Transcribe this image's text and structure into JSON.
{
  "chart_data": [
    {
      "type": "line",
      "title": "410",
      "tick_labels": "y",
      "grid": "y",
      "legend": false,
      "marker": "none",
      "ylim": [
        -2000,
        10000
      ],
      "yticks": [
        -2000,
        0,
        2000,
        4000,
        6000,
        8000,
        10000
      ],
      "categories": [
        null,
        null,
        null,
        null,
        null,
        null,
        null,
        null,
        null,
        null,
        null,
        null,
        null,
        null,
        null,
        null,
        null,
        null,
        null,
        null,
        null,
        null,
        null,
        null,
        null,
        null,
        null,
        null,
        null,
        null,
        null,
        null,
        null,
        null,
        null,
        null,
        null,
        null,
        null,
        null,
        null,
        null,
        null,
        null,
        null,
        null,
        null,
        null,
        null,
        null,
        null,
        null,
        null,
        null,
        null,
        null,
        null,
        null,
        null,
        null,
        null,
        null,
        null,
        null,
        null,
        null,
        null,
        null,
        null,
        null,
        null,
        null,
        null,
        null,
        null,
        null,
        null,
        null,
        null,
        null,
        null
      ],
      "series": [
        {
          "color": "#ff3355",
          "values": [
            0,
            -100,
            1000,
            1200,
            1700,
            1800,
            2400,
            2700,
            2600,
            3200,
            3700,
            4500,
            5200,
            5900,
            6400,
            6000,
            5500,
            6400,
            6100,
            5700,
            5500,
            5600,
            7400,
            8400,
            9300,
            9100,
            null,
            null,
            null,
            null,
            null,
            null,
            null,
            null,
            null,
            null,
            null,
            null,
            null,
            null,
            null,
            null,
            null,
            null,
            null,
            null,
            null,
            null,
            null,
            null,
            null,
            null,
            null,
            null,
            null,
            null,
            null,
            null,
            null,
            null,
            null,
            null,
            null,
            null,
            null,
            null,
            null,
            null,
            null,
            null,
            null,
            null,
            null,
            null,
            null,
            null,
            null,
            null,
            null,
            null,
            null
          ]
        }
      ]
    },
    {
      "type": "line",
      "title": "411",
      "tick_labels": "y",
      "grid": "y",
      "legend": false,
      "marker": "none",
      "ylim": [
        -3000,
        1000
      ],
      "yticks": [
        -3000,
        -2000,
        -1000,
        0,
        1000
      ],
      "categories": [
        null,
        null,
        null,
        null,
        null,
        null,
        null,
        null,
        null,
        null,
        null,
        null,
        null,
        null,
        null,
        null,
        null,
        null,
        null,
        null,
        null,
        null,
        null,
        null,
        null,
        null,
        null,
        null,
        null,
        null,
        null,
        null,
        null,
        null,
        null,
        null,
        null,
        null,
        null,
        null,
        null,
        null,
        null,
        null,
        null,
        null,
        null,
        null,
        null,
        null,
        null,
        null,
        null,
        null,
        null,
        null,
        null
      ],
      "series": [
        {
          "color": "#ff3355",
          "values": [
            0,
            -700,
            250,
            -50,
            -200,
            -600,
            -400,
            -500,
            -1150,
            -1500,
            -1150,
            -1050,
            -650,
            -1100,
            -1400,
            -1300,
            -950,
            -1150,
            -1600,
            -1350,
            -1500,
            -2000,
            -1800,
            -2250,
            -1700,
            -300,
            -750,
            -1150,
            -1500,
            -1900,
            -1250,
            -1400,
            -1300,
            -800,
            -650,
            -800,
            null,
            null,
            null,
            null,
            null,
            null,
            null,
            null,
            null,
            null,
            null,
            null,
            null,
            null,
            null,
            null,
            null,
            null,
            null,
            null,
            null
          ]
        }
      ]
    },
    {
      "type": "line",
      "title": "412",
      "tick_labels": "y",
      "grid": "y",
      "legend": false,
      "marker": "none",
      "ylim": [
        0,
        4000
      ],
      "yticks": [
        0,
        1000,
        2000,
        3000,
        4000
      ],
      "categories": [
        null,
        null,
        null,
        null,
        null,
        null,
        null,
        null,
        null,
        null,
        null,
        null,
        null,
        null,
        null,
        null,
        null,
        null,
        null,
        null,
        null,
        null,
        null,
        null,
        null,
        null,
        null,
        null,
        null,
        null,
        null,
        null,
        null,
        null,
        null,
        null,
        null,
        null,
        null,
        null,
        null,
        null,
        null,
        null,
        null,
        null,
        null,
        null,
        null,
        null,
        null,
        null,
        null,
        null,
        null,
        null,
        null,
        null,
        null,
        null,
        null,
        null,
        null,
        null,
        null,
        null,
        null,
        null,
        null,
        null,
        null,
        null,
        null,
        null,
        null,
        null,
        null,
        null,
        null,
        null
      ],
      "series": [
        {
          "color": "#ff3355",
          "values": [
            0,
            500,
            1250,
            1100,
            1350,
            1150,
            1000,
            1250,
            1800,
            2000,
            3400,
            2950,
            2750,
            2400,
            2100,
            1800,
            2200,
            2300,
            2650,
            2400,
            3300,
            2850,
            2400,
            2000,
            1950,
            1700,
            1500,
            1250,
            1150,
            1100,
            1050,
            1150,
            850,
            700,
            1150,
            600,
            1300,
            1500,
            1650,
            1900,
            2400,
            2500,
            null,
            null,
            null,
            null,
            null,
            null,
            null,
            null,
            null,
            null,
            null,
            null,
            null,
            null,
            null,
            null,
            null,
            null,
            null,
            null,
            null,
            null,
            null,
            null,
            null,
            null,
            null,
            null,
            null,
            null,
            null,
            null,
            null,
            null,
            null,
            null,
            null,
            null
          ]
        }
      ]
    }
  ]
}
########################################
What is asked
Each line above is to be repeated exactly.

Worked solution
Transcribe this image's text and structure into JSON.
{
  "chart_data": [
    {
      "type": "line",
      "title": "410",
      "tick_labels": "y",
      "grid": "y",
      "legend": false,
      "marker": "none",
      "ylim": [
        -2000,
        10000
      ],
      "yticks": [
        -2000,
        0,
        2000,
        4000,
        6000,
        8000,
        10000
      ],
      "categories": [
        null,
        null,
        null,
        null,
        null,
        null,
        null,
        null,
        null,
        null,
        null,
        null,
        null,
        null,
        null,
        null,
        null,
        null,
        null,
        null,
        null,
        null,
        null,
        null,
        null,
        null,
        null,
        null,
        null,
        null,
        null,
        null,
        null,
        null,
        null,
        null,
        null,
        null,
        null,
        null,
        null,
        null,
        null,
        null,
        null,
        null,
        null,
        null,
        null,
        null,
        null,
        null,
        null,
        null,
        null,
        null,
        null,
        null,
        null,
        null,
        null,
        null,
        null,
        null,
        null,
        null,
        null,
        null,
        null,
        null,
        null,
        null,
        null,
        null,
        null,
        null,
        null,
        null,
        null,
        null,
        null
      ],
      "series": [
        {
          "color": "#ff3355",
          "values": [
            0,
            -100,
            1000,
            1200,
            1700,
            1800,
            2400,
            2700,
            2600,
            3200,
            3700,
            4500,
            5200,
            5900,
            6400,
            6000,
            5500,
            6400,
            6100,
            5700,
            5500,
            5600,
            7400,
            8400,
            9300,
            9100,
            null,
            null,
            null,
            null,
            null,
            null,
            null,
            null,
            null,
            null,
            null,
            null,
            null,
            null,
            null,
            null,
            null,
            null,
            null,
            null,
            null,
            null,
            null,
            null,
            null,
            null,
            null,
            null,
            null,
            null,
            null,
            null,
            null,
            null,
            null,
            null,
            null,
            null,
            null,
            null,
            null,
            null,
            null,
            null,
            null,
            null,
            null,
            null,
            null,
            null,
            null,
            null,
            null,
            null,
            null
          ]
        }
      ]
    },
    {
      "type": "line",
      "title": "411",
      "tick_labels": "y",
      "grid": "y",
      "legend": false,
      "marker": "none",
      "ylim": [
        -3000,
        1000
      ],
      "yticks": [
        -3000,
        -2000,
        -1000,
        0,
        1000
      ],
      "categories": [
        null,
        null,
        null,
        null,
        null,
        null,
        null,
        null,
        null,
        null,
        null,
        null,
        null,
        null,
        null,
        null,
        null,
        null,
        null,
        null,
        null,
        null,
        null,
        null,
        null,
        null,
        null,
        null,
        null,
        null,
        null,
        null,
        null,
        null,
        null,
        null,
        null,
        null,
        null,
        null,
        null,
        null,
        null,
        null,
        null,
        null,
        null,
        null,
        null,
        null,
        null,
        null,
        null,
        null,
        null,
        null,
        null
      ],
      "series": [
        {
          "color": "#ff3355",
          "values": [
            0,
            -700,
            250,
            -50,
            -200,
            -600,
            -400,
            -500,
            -1150,
            -1500,
            -1150,
            -1050,
            -650,
            -1100,
            -1400,
            -1300,
            -950,
            -1150,
            -1600,
            -1350,
            -1500,
            -2000,
            -1800,
            -2250,
            -1700,
            -300,
            -750,
            -1150,
            -1500,
            -1900,
            -1250,
            -1400,
            -1300,
            -800,
            -650,
            -800,
            null,
            null,
            null,
            null,
            null,
            null,
            null,
            null,
            null,
            null,
            null,
            null,
            null,
            null,
            null,
            null,
            null,
            null,
            null,
            null,
            null
          ]
        }
      ]
    },
    {
      "type": "line",
      "title": "412",
      "tick_labels": "y",
      "grid": "y",
      "legend": false,
      "marker": "none",
      "ylim": [
        0,
        4000
      ],
      "yticks": [
        0,
        1000,
        2000,
        3000,
        4000
      ],
      "categories": [
        null,
        null,
        null,
        null,
        null,
        null,
        null,
        null,
        null,
        null,
        null,
        null,
        null,
        null,
        null,
        null,
        null,
        null,
        null,
        null,
        null,
        null,
        null,
        null,
        null,
        null,
        null,
        null,
        null,
        null,
        null,
        null,
        null,
        null,
        null,
        null,
        null,
        null,
        null,
        null,
        null,
        null,
        null,
        null,
        null,
        null,
        null,
        null,
        null,
        null,
        null,
        null,
        null,
        null,
        null,
        null,
        null,
        null,
        null,
        null,
        null,
        null,
        null,
        null,
        null,
        null,
        null,
        null,
        null,
        null,
        null,
        null,
        null,
        null,
        null,
        null,
        null,
        null,
        null,
        null
      ],
      "series": [
        {
          "color": "#ff3355",
          "values": [
            0,
            500,
            1250,
            1100,
            1350,
            1150,
            1000,
            1250,
            1800,
            2000,
            3400,
            2950,
            2750,
            2400,
            2100,
            1800,
            2200,
            2300,
            2650,
            2400,
            3300,
            2850,
            2400,
            2000,
            1950,
            1700,
            1500,
            1250,
            1150,
            1100,
            1050,
            1150,
            850,
            700,
            1150,
            600,
            1300,
            1500,
            1650,
            1900,
            2400,
            2500,
            null,
            null,
            null,
            null,
            null,
            null,
            null,
            null,
            null,
            null,
            null,
            null,
            null,
            null,
            null,
            null,
            null,
            null,
            null,
            null,
            null,
            null,
            null,
            null,
            null,
            null,
            null,
            null,
            null,
            null,
            null,
            null,
            null,
            null,
            null,
            null,
            null,
            null
          ]
        }
      ]
    }
  ]
}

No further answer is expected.